> Exercise directions
Every line of the listing that contains the word "chloroplast" is to be copied out.

> Given records
- - - - - - -
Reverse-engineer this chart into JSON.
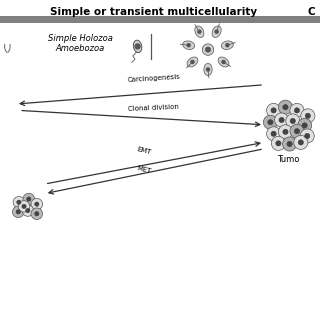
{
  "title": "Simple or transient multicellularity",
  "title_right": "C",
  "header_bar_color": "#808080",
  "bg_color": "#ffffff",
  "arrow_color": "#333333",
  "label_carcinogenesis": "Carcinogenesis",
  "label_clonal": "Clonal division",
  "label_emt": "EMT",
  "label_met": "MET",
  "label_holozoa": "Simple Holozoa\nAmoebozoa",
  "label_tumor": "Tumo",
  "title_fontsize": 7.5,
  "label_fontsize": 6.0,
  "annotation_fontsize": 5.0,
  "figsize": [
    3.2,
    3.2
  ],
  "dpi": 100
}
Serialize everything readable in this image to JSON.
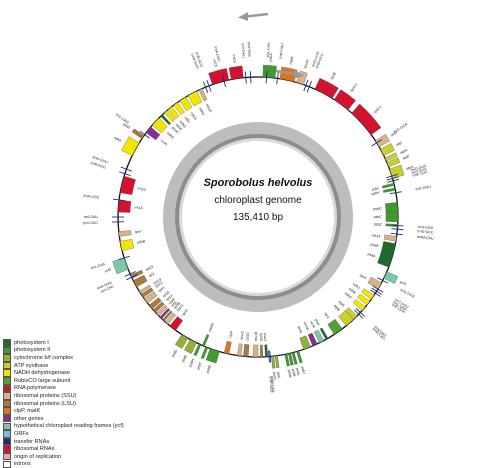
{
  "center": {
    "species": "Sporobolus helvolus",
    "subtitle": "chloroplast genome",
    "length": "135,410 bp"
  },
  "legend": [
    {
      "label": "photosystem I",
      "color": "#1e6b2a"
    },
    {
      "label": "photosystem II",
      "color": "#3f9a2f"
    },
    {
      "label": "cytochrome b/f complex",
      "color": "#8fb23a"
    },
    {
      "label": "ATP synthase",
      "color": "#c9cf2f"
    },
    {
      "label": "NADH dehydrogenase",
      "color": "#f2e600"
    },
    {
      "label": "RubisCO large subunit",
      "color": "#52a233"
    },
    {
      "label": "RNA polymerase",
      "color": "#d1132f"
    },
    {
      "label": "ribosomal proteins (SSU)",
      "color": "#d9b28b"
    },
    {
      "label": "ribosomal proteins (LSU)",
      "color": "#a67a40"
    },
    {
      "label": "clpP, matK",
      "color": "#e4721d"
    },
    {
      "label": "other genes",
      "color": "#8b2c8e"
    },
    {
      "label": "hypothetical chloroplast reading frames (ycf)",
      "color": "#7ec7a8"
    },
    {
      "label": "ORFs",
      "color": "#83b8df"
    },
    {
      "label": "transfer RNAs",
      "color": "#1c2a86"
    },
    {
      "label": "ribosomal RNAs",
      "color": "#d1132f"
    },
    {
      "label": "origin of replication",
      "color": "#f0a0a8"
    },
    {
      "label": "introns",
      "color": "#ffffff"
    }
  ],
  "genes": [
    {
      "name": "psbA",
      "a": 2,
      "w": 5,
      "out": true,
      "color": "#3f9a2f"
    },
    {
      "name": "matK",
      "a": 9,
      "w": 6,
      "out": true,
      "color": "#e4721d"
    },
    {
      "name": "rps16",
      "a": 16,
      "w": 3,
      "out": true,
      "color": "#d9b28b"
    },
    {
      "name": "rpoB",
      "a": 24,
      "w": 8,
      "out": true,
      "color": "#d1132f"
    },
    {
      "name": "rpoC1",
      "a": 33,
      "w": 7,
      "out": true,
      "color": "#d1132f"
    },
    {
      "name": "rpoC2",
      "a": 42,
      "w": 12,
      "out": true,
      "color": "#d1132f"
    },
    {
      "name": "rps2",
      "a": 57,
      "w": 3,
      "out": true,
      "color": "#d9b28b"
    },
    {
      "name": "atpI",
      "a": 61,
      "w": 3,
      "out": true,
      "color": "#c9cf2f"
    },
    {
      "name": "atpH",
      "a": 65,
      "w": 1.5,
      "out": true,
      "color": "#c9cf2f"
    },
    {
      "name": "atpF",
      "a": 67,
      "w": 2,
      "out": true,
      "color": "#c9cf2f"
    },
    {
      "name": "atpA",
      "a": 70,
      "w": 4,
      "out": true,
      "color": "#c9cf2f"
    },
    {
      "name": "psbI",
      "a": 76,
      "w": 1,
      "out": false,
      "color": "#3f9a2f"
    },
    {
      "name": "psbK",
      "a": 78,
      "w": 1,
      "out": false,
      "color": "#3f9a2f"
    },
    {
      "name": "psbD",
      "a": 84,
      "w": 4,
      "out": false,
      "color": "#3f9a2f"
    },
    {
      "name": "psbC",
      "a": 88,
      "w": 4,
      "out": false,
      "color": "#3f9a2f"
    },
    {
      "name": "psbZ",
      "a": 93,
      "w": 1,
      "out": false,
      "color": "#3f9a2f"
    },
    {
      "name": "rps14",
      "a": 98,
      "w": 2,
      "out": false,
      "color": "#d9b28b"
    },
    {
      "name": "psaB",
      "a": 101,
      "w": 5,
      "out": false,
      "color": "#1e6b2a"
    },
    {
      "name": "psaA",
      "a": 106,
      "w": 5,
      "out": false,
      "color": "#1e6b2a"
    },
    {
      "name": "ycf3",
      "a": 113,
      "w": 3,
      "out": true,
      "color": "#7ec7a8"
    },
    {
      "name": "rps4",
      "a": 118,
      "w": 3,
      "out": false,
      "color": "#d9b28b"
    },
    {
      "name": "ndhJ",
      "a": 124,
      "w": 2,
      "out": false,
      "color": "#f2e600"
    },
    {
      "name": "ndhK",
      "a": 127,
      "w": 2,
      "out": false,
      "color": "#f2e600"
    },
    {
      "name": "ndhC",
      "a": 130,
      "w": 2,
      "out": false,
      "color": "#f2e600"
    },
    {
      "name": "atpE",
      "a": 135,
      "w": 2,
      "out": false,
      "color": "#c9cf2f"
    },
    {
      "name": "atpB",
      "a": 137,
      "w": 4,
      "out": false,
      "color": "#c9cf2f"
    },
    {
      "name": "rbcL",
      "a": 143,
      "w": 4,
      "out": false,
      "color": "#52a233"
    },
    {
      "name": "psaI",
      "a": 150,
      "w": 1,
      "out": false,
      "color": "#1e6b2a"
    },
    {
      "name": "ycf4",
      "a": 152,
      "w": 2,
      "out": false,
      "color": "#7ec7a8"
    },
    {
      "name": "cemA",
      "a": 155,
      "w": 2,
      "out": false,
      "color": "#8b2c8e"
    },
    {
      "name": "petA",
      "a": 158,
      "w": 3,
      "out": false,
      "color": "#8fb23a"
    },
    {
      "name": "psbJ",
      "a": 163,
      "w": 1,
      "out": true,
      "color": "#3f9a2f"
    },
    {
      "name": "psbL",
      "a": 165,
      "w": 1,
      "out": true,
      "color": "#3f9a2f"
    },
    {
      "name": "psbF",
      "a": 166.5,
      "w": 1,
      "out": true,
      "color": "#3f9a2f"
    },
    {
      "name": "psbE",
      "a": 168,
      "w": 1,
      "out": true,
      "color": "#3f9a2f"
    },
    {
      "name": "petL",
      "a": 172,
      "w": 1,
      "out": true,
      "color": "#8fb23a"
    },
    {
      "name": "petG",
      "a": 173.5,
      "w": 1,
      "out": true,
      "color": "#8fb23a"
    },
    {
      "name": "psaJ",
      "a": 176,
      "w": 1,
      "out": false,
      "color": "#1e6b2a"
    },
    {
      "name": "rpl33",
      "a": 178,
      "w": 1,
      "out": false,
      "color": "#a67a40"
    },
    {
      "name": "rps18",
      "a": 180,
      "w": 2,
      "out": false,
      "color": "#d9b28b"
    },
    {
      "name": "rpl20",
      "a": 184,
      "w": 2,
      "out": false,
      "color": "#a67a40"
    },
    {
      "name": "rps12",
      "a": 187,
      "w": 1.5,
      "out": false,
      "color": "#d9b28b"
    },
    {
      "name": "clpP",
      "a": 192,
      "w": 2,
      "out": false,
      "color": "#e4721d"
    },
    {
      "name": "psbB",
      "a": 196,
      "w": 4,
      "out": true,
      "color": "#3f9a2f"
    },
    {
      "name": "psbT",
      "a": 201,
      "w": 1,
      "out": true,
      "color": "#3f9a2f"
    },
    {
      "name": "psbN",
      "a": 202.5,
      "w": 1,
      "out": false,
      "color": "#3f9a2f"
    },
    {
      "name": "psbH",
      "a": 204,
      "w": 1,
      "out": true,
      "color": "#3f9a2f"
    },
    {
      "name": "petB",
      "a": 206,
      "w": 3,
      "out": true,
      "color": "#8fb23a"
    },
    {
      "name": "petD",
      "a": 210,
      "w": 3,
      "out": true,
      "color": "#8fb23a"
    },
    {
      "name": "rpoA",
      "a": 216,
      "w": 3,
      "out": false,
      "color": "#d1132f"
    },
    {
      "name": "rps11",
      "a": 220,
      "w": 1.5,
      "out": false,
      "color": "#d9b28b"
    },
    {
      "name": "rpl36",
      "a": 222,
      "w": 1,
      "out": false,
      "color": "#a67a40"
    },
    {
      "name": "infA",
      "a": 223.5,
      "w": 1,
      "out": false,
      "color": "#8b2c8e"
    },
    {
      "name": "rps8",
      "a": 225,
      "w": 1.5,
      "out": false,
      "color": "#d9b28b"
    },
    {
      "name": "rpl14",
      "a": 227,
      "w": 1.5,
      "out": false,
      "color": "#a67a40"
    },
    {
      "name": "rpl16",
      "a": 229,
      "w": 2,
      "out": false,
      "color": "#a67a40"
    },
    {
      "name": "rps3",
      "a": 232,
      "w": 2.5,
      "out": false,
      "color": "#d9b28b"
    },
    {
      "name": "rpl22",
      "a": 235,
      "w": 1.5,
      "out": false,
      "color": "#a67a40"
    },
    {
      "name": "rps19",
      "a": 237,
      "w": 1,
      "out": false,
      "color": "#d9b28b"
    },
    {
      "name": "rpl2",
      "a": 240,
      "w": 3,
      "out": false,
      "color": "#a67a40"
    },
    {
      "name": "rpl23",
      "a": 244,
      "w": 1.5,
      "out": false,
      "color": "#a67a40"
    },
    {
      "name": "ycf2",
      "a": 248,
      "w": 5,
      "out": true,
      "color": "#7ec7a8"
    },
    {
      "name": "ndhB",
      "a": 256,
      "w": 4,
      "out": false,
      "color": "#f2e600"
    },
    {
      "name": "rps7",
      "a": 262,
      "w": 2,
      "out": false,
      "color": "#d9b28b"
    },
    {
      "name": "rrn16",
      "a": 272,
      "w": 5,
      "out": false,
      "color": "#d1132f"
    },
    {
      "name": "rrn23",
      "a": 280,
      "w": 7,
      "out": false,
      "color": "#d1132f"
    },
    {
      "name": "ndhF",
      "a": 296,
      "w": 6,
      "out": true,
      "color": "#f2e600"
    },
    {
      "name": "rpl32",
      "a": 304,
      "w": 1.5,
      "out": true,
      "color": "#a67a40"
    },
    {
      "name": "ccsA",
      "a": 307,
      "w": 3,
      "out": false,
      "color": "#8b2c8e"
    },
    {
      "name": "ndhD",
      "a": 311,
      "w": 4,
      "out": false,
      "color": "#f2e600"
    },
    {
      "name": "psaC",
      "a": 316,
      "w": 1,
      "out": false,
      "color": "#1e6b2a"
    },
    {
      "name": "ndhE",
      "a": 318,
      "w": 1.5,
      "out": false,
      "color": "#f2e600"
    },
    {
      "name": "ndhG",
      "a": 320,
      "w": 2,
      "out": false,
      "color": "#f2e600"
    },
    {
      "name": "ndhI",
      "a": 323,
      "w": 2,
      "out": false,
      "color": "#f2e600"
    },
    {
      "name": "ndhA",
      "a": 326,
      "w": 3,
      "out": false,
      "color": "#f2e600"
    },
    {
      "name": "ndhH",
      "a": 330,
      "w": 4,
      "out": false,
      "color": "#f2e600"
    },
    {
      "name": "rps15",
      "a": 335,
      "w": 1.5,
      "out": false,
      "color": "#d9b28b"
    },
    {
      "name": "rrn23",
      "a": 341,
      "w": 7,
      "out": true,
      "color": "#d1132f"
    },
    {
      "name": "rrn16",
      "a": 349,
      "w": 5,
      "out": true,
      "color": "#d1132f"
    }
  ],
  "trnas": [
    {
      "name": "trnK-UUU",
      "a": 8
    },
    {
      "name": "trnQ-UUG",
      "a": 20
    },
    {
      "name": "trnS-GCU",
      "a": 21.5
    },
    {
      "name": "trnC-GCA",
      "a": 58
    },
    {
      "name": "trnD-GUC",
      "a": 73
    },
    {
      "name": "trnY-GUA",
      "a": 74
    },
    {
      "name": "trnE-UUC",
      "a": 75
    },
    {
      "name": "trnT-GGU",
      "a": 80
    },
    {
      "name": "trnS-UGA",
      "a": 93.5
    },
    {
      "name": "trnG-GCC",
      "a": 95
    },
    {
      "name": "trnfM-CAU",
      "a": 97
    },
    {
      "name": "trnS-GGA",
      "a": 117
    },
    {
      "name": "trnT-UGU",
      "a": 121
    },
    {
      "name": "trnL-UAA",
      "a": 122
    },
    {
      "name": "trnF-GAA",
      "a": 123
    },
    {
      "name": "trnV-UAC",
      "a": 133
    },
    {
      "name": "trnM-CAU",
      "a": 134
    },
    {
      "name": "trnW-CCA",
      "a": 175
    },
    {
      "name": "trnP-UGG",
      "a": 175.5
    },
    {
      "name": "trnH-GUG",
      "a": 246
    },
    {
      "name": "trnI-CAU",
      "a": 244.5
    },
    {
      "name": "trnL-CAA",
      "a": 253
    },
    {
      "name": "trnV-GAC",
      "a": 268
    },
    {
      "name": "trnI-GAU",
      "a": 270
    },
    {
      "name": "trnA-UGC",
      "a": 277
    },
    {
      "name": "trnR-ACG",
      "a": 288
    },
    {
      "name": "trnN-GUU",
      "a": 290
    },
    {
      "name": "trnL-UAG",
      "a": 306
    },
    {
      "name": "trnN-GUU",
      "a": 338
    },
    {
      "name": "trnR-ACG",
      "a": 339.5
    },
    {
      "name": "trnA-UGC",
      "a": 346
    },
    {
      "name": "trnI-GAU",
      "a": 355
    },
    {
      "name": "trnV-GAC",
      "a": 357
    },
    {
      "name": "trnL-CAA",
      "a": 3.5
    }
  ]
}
- - - - - - -
> Answer space
    "subtitle": "chloroplast genome",
      "label": "hypothetical chloroplast reading frames (ycf)",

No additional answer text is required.